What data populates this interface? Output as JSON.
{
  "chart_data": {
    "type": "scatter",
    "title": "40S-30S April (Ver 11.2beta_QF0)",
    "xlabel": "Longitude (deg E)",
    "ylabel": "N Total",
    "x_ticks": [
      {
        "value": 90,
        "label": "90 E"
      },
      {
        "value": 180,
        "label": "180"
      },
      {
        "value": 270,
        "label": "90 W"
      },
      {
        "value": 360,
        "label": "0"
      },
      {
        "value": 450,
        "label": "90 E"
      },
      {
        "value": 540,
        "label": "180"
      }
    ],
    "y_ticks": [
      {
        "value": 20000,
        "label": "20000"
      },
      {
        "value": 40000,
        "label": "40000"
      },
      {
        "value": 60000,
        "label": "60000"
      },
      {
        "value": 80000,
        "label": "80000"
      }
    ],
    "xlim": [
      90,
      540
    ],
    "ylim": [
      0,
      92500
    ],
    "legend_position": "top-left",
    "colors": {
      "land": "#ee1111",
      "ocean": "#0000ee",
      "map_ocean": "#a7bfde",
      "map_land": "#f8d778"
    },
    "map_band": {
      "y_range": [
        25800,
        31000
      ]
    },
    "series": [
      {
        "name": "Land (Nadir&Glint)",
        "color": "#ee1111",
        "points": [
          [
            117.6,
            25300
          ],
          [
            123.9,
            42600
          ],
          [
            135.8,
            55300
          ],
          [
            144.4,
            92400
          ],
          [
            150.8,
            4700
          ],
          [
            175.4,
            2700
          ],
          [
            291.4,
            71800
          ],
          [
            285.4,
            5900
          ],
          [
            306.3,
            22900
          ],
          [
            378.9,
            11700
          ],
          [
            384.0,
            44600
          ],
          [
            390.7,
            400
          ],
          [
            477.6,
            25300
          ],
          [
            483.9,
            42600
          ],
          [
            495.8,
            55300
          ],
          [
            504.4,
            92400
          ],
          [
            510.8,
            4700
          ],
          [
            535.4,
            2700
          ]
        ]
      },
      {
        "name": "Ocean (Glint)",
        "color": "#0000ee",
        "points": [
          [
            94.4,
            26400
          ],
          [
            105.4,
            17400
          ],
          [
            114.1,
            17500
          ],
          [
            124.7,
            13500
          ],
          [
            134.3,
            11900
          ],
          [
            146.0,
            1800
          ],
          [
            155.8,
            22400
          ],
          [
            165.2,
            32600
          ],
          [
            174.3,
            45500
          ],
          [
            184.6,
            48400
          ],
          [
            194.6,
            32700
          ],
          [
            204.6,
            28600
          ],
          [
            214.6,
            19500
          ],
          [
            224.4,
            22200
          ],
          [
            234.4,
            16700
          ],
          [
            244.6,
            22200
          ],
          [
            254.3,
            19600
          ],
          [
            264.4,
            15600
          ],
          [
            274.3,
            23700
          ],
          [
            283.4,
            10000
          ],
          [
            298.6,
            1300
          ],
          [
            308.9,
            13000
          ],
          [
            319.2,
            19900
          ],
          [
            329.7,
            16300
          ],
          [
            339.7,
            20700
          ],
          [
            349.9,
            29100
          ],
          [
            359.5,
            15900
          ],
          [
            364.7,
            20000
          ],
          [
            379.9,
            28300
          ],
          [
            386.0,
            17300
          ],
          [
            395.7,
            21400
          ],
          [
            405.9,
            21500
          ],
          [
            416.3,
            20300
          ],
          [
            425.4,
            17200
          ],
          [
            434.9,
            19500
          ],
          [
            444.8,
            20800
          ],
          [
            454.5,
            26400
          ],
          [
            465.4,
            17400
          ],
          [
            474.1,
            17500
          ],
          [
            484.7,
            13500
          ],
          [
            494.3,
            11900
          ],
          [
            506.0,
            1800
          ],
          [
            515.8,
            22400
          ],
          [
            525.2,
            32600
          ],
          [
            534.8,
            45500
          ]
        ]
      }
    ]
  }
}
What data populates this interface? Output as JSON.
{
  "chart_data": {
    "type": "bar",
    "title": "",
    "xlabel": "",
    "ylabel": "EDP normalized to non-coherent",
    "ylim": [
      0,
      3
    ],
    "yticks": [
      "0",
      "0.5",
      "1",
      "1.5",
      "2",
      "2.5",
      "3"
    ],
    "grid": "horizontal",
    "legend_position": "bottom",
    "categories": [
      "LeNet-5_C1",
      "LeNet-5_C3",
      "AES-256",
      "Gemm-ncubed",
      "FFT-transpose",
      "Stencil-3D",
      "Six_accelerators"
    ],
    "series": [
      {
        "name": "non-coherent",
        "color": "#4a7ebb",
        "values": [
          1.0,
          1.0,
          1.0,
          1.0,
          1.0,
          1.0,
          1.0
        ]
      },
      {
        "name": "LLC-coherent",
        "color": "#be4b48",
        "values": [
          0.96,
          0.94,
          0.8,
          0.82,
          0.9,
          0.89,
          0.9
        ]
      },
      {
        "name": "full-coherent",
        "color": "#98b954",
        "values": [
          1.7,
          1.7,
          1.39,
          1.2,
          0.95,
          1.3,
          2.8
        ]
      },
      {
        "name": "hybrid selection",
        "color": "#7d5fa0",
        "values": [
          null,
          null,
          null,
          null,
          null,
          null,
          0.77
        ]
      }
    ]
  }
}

===

→ **Exercise description**
Write the material out exactly, with nothing left out.

→ **Final result**
What data populates this interface? Output as JSON.
{
  "chart_data": {
    "type": "scatter",
    "title": "40S-30S April (Ver 11.2beta_QF0)",
    "xlabel": "Longitude (deg E)",
    "ylabel": "N Total",
    "x_ticks": [
      {
        "value": 90,
        "label": "90 E"
      },
      {
        "value": 180,
        "label": "180"
      },
      {
        "value": 270,
        "label": "90 W"
      },
      {
        "value": 360,
        "label": "0"
      },
      {
        "value": 450,
        "label": "90 E"
      },
      {
        "value": 540,
        "label": "180"
      }
    ],
    "y_ticks": [
      {
        "value": 20000,
        "label": "20000"
      },
      {
        "value": 40000,
        "label": "40000"
      },
      {
        "value": 60000,
        "label": "60000"
      },
      {
        "value": 80000,
        "label": "80000"
      }
    ],
    "xlim": [
      90,
      540
    ],
    "ylim": [
      0,
      92500
    ],
    "legend_position": "top-left",
    "colors": {
      "land": "#ee1111",
      "ocean": "#0000ee",
      "map_ocean": "#a7bfde",
      "map_land": "#f8d778"
    },
    "map_band": {
      "y_range": [
        25800,
        31000
      ]
    },
    "series": [
      {
        "name": "Land (Nadir&Glint)",
        "color": "#ee1111",
        "points": [
          [
            117.6,
            25300
          ],
          [
            123.9,
            42600
          ],
          [
            135.8,
            55300
          ],
          [
            144.4,
            92400
          ],
          [
            150.8,
            4700
          ],
          [
            175.4,
            2700
          ],
          [
            291.4,
            71800
          ],
          [
            285.4,
            5900
          ],
          [
            306.3,
            22900
          ],
          [
            378.9,
            11700
          ],
          [
            384.0,
            44600
          ],
          [
            390.7,
            400
          ],
          [
            477.6,
            25300
          ],
          [
            483.9,
            42600
          ],
          [
            495.8,
            55300
          ],
          [
            504.4,
            92400
          ],
          [
            510.8,
            4700
          ],
          [
            535.4,
            2700
          ]
        ]
      },
      {
        "name": "Ocean (Glint)",
        "color": "#0000ee",
        "points": [
          [
            94.4,
            26400
          ],
          [
            105.4,
            17400
          ],
          [
            114.1,
            17500
          ],
          [
            124.7,
            13500
          ],
          [
            134.3,
            11900
          ],
          [
            146.0,
            1800
          ],
          [
            155.8,
            22400
          ],
          [
            165.2,
            32600
          ],
          [
            174.3,
            45500
          ],
          [
            184.6,
            48400
          ],
          [
            194.6,
            32700
          ],
          [
            204.6,
            28600
          ],
          [
            214.6,
            19500
          ],
          [
            224.4,
            22200
          ],
          [
            234.4,
            16700
          ],
          [
            244.6,
            22200
          ],
          [
            254.3,
            19600
          ],
          [
            264.4,
            15600
          ],
          [
            274.3,
            23700
          ],
          [
            283.4,
            10000
          ],
          [
            298.6,
            1300
          ],
          [
            308.9,
            13000
          ],
          [
            319.2,
            19900
          ],
          [
            329.7,
            16300
          ],
          [
            339.7,
            20700
          ],
          [
            349.9,
            29100
          ],
          [
            359.5,
            15900
          ],
          [
            364.7,
            20000
          ],
          [
            379.9,
            28300
          ],
          [
            386.0,
            17300
          ],
          [
            395.7,
            21400
          ],
          [
            405.9,
            21500
          ],
          [
            416.3,
            20300
          ],
          [
            425.4,
            17200
          ],
          [
            434.9,
            19500
          ],
          [
            444.8,
            20800
          ],
          [
            454.5,
            26400
          ],
          [
            465.4,
            17400
          ],
          [
            474.1,
            17500
          ],
          [
            484.7,
            13500
          ],
          [
            494.3,
            11900
          ],
          [
            506.0,
            1800
          ],
          [
            515.8,
            22400
          ],
          [
            525.2,
            32600
          ],
          [
            534.8,
            45500
          ]
        ]
      }
    ]
  }
}
What data populates this interface? Output as JSON.
{
  "chart_data": {
    "type": "bar",
    "title": "",
    "xlabel": "",
    "ylabel": "EDP normalized to non-coherent",
    "ylim": [
      0,
      3
    ],
    "yticks": [
      "0",
      "0.5",
      "1",
      "1.5",
      "2",
      "2.5",
      "3"
    ],
    "grid": "horizontal",
    "legend_position": "bottom",
    "categories": [
      "LeNet-5_C1",
      "LeNet-5_C3",
      "AES-256",
      "Gemm-ncubed",
      "FFT-transpose",
      "Stencil-3D",
      "Six_accelerators"
    ],
    "series": [
      {
        "name": "non-coherent",
        "color": "#4a7ebb",
        "values": [
          1.0,
          1.0,
          1.0,
          1.0,
          1.0,
          1.0,
          1.0
        ]
      },
      {
        "name": "LLC-coherent",
        "color": "#be4b48",
        "values": [
          0.96,
          0.94,
          0.8,
          0.82,
          0.9,
          0.89,
          0.9
        ]
      },
      {
        "name": "full-coherent",
        "color": "#98b954",
        "values": [
          1.7,
          1.7,
          1.39,
          1.2,
          0.95,
          1.3,
          2.8
        ]
      },
      {
        "name": "hybrid selection",
        "color": "#7d5fa0",
        "values": [
          null,
          null,
          null,
          null,
          null,
          null,
          0.77
        ]
      }
    ]
  }
}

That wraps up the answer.